● **Set exercise**
Scan the records below. List lines holding "icon".

Stored data entries
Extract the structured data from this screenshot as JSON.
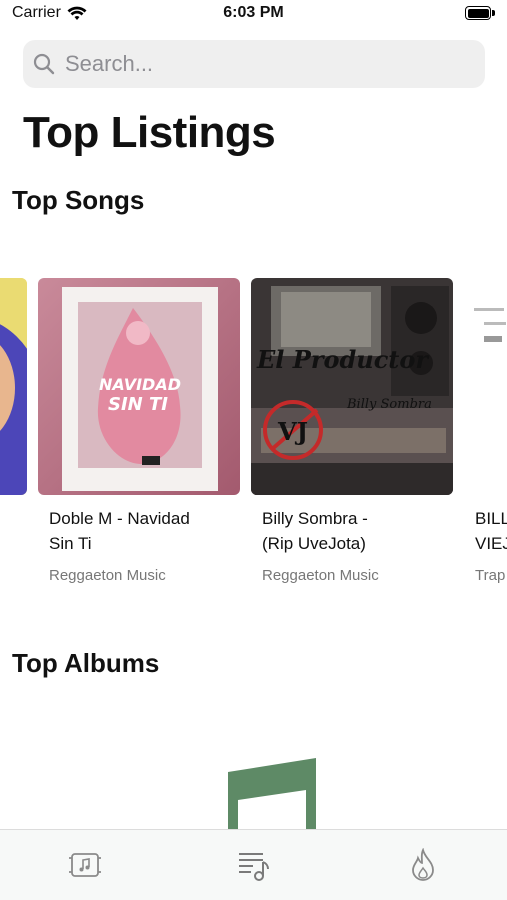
{
  "status_bar": {
    "carrier": "Carrier",
    "time": "6:03 PM"
  },
  "search": {
    "placeholder": "Search..."
  },
  "page_title": "Top Listings",
  "sections": {
    "songs_title": "Top Songs",
    "albums_title": "Top Albums"
  },
  "songs": [
    {
      "name": "",
      "genre": ""
    },
    {
      "name": "Doble M - Navidad\nSin Ti",
      "genre": "Reggaeton Music",
      "cover_text": "NAVIDAD SIN TI"
    },
    {
      "name": "Billy Sombra -\n(Rip UveJota)",
      "genre": "Reggaeton Music",
      "cover_text": "El Productor",
      "cover_subtext": "Billy Sombra",
      "cover_badge": "VJ"
    },
    {
      "name": "BILLY\nVIEJ",
      "genre": "Trap"
    }
  ],
  "tabs": [
    {
      "icon": "album-icon"
    },
    {
      "icon": "playlist-icon"
    },
    {
      "icon": "flame-icon"
    }
  ],
  "colors": {
    "accent_green": "#5e8a66",
    "card_pink": "#e9a6b8",
    "studio_dark": "#3d3a3a"
  }
}
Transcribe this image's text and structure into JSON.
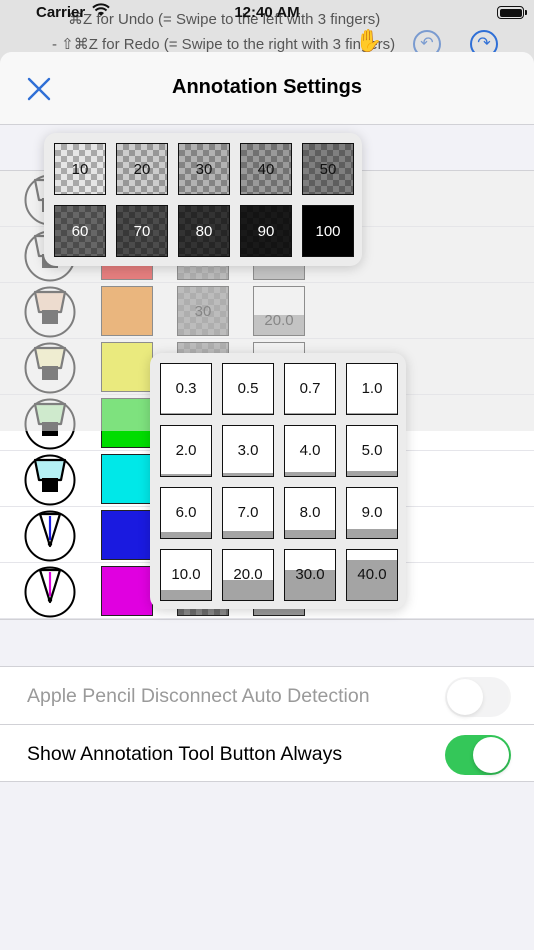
{
  "status_bar": {
    "carrier": "Carrier",
    "time": "12:40 AM"
  },
  "background_app": {
    "line1": "⌘Z for Undo (= Swipe to the left with 3 fingers)",
    "line2": "-   ⇧⌘Z for Redo (= Swipe to the right with 3 fingers)"
  },
  "sheet": {
    "title": "Annotation Settings"
  },
  "tools": [
    {
      "pen": "highlighter",
      "color": "#ffffff",
      "opacity": "",
      "width": ""
    },
    {
      "pen": "highlighter",
      "color": "#e50000",
      "opacity": "",
      "width": ""
    },
    {
      "pen": "highlighter",
      "color": "#f07d00",
      "opacity": "30",
      "width": "20.0"
    },
    {
      "pen": "highlighter",
      "color": "#f0f000",
      "opacity": "",
      "width": ""
    },
    {
      "pen": "highlighter",
      "color": "#00dd00",
      "opacity": "",
      "width": ""
    },
    {
      "pen": "highlighter",
      "color": "#00e8e8",
      "opacity": "",
      "width": ""
    },
    {
      "pen": "pen",
      "color": "#1a1ae0",
      "opacity": "",
      "width": ""
    },
    {
      "pen": "pen",
      "color": "#e000e0",
      "opacity": "",
      "width": ""
    }
  ],
  "tool_row_tints": [
    "#ffffff",
    "#ffffff",
    "#f6d0b4",
    "#fbf7b8",
    "#b4f0b0",
    "#b4f0f4",
    "#ffffff",
    "#ffffff"
  ],
  "tool_row_nibs": [
    "#000000",
    "#000000",
    "#000000",
    "#000000",
    "#000000",
    "#000000",
    "#1a1ae0",
    "#e000e0"
  ],
  "opacity_popover": {
    "options": [
      "10",
      "20",
      "30",
      "40",
      "50",
      "60",
      "70",
      "80",
      "90",
      "100"
    ]
  },
  "width_popover": {
    "options": [
      "0.3",
      "0.5",
      "0.7",
      "1.0",
      "2.0",
      "3.0",
      "4.0",
      "5.0",
      "6.0",
      "7.0",
      "8.0",
      "9.0",
      "10.0",
      "20.0",
      "30.0",
      "40.0"
    ]
  },
  "toggles": [
    {
      "label": "Apple Pencil Disconnect Auto Detection",
      "on": false,
      "enabled": false
    },
    {
      "label": "Show Annotation Tool Button Always",
      "on": true,
      "enabled": true
    }
  ],
  "colors": {
    "accent": "#2f6fd6",
    "switch_on": "#34c759"
  }
}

● **The reply**
      "icon": "album-icon"
      "icon": "playlist-icon"
      "icon": "flame-icon"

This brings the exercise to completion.